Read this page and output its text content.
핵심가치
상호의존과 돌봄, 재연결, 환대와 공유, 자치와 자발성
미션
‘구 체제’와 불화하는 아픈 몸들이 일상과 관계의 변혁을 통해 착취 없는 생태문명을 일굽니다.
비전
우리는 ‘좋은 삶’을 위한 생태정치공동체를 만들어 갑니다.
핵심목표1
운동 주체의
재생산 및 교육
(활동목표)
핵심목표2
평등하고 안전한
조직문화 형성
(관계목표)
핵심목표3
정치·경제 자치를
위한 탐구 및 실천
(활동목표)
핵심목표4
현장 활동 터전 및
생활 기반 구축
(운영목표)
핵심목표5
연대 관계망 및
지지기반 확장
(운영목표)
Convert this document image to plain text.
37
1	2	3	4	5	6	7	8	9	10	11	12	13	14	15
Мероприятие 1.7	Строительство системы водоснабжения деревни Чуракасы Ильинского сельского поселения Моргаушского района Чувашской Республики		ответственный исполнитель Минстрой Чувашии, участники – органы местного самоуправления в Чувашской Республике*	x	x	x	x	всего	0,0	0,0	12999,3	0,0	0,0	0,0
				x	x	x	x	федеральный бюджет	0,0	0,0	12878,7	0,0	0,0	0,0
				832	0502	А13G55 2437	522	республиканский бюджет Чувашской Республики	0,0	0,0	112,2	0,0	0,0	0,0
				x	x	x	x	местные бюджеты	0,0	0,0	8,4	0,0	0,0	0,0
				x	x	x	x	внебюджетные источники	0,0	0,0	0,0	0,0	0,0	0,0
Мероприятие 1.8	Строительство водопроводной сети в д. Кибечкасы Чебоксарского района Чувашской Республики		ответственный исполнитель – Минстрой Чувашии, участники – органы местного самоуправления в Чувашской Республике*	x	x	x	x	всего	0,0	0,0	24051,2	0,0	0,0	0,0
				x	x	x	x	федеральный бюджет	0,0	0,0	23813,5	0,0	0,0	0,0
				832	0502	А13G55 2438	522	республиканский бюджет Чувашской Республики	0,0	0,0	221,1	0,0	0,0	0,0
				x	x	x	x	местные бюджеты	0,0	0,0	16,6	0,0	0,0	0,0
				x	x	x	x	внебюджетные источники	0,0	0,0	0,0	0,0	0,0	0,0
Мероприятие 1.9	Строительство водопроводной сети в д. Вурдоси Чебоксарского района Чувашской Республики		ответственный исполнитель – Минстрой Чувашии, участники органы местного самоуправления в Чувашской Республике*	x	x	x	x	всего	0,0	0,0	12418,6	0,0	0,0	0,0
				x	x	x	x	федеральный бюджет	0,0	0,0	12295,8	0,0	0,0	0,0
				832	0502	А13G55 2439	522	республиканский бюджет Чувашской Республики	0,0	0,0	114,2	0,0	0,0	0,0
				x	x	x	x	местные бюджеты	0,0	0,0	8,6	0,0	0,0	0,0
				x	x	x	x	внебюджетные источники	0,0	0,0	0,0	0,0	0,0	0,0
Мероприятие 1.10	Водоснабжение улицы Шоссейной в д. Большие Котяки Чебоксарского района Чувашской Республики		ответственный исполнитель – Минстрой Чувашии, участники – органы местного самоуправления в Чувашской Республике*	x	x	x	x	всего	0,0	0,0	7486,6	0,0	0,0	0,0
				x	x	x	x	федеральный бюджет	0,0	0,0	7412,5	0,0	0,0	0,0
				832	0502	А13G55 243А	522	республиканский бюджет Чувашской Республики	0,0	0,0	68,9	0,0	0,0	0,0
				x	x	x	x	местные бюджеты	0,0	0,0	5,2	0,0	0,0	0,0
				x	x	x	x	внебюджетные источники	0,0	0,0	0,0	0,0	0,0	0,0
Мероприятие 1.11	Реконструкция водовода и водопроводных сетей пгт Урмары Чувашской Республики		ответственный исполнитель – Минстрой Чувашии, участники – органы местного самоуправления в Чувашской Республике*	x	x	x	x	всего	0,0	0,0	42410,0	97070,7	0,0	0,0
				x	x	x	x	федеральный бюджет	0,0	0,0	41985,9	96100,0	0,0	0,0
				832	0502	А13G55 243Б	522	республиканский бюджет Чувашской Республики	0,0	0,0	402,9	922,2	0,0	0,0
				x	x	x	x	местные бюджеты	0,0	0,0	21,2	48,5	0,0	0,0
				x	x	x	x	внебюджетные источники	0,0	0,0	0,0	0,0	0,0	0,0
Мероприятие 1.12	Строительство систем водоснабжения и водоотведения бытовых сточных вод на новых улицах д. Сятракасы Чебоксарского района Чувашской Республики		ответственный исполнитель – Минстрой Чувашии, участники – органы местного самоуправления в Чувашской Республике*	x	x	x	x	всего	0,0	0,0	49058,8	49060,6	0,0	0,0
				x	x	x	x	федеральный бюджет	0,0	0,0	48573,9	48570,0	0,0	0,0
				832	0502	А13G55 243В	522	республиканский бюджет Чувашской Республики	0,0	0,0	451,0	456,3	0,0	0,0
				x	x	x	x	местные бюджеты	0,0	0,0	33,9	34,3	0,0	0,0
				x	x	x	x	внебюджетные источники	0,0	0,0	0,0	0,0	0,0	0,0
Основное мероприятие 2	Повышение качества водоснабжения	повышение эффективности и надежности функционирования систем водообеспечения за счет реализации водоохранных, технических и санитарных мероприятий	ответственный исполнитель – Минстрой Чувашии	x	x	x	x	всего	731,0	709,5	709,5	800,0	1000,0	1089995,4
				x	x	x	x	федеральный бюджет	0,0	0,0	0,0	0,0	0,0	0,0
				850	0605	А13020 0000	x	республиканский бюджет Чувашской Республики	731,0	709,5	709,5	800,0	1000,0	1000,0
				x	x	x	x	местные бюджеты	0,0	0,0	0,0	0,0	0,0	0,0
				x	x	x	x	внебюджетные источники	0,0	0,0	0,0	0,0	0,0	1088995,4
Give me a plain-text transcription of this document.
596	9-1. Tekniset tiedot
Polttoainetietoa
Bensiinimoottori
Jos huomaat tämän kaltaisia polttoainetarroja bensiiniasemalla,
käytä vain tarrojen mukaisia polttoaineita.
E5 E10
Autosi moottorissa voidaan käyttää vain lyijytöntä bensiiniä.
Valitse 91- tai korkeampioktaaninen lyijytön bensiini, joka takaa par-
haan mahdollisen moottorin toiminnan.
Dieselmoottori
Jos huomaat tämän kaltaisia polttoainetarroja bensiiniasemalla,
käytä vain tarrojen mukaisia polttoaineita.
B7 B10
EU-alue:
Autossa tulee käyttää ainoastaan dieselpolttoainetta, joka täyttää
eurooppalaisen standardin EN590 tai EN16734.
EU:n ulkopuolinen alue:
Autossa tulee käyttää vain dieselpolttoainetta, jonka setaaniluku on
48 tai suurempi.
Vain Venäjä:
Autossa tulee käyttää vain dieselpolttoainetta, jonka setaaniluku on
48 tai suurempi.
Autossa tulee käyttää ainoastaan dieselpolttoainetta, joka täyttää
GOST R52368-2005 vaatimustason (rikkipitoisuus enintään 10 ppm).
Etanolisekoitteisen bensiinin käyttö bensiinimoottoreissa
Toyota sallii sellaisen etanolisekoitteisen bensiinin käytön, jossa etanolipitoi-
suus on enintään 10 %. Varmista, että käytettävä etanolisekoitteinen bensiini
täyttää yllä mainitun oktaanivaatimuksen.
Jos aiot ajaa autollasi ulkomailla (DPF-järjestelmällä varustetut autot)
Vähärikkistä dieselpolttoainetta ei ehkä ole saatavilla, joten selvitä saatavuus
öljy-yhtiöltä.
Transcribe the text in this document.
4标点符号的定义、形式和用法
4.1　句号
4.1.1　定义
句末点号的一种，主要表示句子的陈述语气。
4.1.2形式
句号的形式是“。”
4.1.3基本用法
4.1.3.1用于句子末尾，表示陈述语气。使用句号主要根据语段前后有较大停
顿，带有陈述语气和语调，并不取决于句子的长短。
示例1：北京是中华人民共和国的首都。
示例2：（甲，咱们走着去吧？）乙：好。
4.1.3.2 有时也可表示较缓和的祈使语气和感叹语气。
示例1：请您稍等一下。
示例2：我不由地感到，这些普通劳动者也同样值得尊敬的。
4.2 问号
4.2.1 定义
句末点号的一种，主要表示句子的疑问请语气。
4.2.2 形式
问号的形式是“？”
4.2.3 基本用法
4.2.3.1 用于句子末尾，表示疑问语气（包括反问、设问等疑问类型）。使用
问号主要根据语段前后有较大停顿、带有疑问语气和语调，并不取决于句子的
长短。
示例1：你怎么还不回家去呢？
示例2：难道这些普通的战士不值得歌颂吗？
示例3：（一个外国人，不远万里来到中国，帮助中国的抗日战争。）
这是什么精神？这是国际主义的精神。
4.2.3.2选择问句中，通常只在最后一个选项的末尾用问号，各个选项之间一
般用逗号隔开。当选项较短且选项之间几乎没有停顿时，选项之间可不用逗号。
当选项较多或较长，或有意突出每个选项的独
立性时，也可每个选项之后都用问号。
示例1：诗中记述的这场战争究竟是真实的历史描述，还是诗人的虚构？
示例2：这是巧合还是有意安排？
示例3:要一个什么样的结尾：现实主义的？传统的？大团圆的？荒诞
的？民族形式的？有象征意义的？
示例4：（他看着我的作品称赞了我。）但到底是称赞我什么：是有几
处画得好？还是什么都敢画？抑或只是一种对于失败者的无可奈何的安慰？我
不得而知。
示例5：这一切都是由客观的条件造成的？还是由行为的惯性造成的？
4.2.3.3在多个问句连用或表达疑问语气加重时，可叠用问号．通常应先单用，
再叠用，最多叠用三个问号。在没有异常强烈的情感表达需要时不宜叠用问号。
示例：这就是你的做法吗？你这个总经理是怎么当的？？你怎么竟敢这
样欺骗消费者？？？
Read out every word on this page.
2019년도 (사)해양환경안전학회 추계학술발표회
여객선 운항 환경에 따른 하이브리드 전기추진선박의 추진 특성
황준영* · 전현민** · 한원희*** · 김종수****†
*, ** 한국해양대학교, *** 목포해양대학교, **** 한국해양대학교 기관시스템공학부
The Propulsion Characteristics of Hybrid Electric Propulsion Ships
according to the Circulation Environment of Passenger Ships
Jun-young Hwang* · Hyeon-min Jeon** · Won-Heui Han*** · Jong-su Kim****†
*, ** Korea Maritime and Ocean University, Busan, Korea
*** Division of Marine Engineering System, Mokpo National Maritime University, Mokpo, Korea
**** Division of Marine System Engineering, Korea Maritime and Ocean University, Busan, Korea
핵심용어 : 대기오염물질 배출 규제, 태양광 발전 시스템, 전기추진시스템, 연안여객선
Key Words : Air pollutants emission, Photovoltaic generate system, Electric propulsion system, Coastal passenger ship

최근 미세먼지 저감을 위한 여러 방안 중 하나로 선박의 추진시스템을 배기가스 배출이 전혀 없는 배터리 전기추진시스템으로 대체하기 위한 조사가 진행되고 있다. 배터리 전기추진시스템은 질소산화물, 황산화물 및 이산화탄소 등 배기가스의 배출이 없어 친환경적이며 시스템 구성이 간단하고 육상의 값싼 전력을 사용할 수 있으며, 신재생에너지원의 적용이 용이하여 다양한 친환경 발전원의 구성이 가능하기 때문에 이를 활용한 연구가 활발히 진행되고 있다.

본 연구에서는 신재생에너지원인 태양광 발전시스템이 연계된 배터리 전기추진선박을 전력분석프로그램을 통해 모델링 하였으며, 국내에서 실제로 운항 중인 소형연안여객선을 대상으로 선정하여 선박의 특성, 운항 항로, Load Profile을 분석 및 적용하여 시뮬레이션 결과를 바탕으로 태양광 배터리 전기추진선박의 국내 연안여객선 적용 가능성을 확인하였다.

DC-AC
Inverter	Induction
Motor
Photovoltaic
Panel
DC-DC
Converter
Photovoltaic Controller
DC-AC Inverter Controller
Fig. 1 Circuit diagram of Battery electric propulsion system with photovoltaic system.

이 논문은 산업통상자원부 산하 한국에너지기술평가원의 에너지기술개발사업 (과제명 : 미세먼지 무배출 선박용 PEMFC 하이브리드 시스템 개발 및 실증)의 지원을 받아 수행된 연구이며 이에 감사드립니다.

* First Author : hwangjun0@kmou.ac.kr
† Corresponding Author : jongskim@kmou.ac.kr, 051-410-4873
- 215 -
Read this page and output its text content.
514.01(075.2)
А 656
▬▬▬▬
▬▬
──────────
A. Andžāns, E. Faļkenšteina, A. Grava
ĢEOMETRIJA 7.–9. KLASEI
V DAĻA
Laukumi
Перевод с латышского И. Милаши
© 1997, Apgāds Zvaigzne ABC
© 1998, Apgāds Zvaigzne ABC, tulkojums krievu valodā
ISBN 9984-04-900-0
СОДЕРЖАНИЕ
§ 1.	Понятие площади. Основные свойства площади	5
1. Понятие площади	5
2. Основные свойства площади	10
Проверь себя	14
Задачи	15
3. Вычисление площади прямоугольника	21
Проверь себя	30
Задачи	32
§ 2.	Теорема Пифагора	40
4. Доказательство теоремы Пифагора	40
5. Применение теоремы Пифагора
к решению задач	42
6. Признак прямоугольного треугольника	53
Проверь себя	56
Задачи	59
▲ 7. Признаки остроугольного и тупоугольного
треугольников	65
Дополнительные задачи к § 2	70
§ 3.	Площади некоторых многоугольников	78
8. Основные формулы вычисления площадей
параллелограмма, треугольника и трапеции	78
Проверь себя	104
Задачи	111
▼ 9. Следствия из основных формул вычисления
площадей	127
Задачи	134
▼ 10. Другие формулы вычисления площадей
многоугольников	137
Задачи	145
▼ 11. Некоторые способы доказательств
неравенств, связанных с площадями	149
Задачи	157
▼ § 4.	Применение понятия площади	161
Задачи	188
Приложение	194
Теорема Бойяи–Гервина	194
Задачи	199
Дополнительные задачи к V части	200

### [TASK OBJECTIVE]
Count how many lines contain "Ocean" and give only that count.

### [RESULT OF THE EXERCISE]
2